TASK TO CARRY OUT
Transcribe each record exactly. Include every one.

(Dataset records)
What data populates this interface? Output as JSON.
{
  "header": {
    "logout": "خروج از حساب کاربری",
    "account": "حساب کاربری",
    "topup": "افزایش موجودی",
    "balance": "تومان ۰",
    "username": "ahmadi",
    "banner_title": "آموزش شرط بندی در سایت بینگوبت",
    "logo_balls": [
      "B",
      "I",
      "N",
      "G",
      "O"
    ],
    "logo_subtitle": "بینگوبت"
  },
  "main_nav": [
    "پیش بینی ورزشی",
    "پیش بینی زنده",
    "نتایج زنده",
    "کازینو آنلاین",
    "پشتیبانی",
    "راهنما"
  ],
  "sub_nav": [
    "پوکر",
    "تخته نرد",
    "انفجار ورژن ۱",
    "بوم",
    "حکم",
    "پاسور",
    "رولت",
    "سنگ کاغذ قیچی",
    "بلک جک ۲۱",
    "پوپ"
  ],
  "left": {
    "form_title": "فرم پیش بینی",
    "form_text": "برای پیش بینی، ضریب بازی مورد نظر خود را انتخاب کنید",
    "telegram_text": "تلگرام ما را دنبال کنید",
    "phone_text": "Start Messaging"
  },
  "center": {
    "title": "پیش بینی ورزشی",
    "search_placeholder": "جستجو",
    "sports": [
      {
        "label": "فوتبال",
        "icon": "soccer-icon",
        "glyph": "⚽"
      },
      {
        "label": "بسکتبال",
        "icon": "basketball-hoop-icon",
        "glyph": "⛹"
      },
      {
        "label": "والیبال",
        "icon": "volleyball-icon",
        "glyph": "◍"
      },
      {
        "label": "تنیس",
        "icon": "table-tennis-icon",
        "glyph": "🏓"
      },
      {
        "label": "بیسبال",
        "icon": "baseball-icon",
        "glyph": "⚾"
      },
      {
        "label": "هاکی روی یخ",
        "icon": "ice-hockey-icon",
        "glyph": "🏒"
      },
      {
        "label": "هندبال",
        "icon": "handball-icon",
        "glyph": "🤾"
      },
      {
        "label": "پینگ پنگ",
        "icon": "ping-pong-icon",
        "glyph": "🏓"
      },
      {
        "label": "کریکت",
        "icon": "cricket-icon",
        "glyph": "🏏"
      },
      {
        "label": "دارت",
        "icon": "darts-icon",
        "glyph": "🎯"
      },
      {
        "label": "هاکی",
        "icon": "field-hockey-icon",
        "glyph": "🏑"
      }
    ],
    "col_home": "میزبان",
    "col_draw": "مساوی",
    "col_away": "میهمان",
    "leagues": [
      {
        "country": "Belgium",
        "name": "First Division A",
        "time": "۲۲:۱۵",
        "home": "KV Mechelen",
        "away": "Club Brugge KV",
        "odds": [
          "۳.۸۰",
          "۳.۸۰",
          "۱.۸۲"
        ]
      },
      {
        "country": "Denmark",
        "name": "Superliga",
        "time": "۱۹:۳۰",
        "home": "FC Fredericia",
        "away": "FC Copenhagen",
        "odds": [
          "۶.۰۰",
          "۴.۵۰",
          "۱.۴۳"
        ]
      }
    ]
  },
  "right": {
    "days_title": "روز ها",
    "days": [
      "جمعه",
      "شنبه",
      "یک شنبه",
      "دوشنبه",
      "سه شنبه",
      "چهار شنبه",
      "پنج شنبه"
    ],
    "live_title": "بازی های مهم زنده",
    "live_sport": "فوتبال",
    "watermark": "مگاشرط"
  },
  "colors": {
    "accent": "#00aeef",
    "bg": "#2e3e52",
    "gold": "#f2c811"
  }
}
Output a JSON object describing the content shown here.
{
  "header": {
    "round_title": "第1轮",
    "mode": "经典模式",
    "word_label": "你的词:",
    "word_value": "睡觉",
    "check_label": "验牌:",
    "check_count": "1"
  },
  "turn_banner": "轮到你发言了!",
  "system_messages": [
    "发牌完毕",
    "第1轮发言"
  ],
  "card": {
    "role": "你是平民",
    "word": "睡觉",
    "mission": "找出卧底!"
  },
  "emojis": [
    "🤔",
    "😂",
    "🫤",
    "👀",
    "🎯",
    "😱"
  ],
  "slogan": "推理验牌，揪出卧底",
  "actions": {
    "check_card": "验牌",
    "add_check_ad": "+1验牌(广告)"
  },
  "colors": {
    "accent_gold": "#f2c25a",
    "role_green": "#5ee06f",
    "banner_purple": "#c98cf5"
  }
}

FULL RESPONSE
What data populates this interface? Output as JSON.
{
  "header": {
    "logout": "خروج از حساب کاربری",
    "account": "حساب کاربری",
    "topup": "افزایش موجودی",
    "balance": "تومان ۰",
    "username": "ahmadi",
    "banner_title": "آموزش شرط بندی در سایت بینگوبت",
    "logo_balls": [
      "B",
      "I",
      "N",
      "G",
      "O"
    ],
    "logo_subtitle": "بینگوبت"
  },
  "main_nav": [
    "پیش بینی ورزشی",
    "پیش بینی زنده",
    "نتایج زنده",
    "کازینو آنلاین",
    "پشتیبانی",
    "راهنما"
  ],
  "sub_nav": [
    "پوکر",
    "تخته نرد",
    "انفجار ورژن ۱",
    "بوم",
    "حکم",
    "پاسور",
    "رولت",
    "سنگ کاغذ قیچی",
    "بلک جک ۲۱",
    "پوپ"
  ],
  "left": {
    "form_title": "فرم پیش بینی",
    "form_text": "برای پیش بینی، ضریب بازی مورد نظر خود را انتخاب کنید",
    "telegram_text": "تلگرام ما را دنبال کنید",
    "phone_text": "Start Messaging"
  },
  "center": {
    "title": "پیش بینی ورزشی",
    "search_placeholder": "جستجو",
    "sports": [
      {
        "label": "فوتبال",
        "icon": "soccer-icon",
        "glyph": "⚽"
      },
      {
        "label": "بسکتبال",
        "icon": "basketball-hoop-icon",
        "glyph": "⛹"
      },
      {
        "label": "والیبال",
        "icon": "volleyball-icon",
        "glyph": "◍"
      },
      {
        "label": "تنیس",
        "icon": "table-tennis-icon",
        "glyph": "🏓"
      },
      {
        "label": "بیسبال",
        "icon": "baseball-icon",
        "glyph": "⚾"
      },
      {
        "label": "هاکی روی یخ",
        "icon": "ice-hockey-icon",
        "glyph": "🏒"
      },
      {
        "label": "هندبال",
        "icon": "handball-icon",
        "glyph": "🤾"
      },
      {
        "label": "پینگ پنگ",
        "icon": "ping-pong-icon",
        "glyph": "🏓"
      },
      {
        "label": "کریکت",
        "icon": "cricket-icon",
        "glyph": "🏏"
      },
      {
        "label": "دارت",
        "icon": "darts-icon",
        "glyph": "🎯"
      },
      {
        "label": "هاکی",
        "icon": "field-hockey-icon",
        "glyph": "🏑"
      }
    ],
    "col_home": "میزبان",
    "col_draw": "مساوی",
    "col_away": "میهمان",
    "leagues": [
      {
        "country": "Belgium",
        "name": "First Division A",
        "time": "۲۲:۱۵",
        "home": "KV Mechelen",
        "away": "Club Brugge KV",
        "odds": [
          "۳.۸۰",
          "۳.۸۰",
          "۱.۸۲"
        ]
      },
      {
        "country": "Denmark",
        "name": "Superliga",
        "time": "۱۹:۳۰",
        "home": "FC Fredericia",
        "away": "FC Copenhagen",
        "odds": [
          "۶.۰۰",
          "۴.۵۰",
          "۱.۴۳"
        ]
      }
    ]
  },
  "right": {
    "days_title": "روز ها",
    "days": [
      "جمعه",
      "شنبه",
      "یک شنبه",
      "دوشنبه",
      "سه شنبه",
      "چهار شنبه",
      "پنج شنبه"
    ],
    "live_title": "بازی های مهم زنده",
    "live_sport": "فوتبال",
    "watermark": "مگاشرط"
  },
  "colors": {
    "accent": "#00aeef",
    "bg": "#2e3e52",
    "gold": "#f2c811"
  }
}
Output a JSON object describing the content shown here.
{
  "header": {
    "round_title": "第1轮",
    "mode": "经典模式",
    "word_label": "你的词:",
    "word_value": "睡觉",
    "check_label": "验牌:",
    "check_count": "1"
  },
  "turn_banner": "轮到你发言了!",
  "system_messages": [
    "发牌完毕",
    "第1轮发言"
  ],
  "card": {
    "role": "你是平民",
    "word": "睡觉",
    "mission": "找出卧底!"
  },
  "emojis": [
    "🤔",
    "😂",
    "🫤",
    "👀",
    "🎯",
    "😱"
  ],
  "slogan": "推理验牌，揪出卧底",
  "actions": {
    "check_card": "验牌",
    "add_check_ad": "+1验牌(广告)"
  },
  "colors": {
    "accent_gold": "#f2c25a",
    "role_green": "#5ee06f",
    "banner_purple": "#c98cf5"
  }
}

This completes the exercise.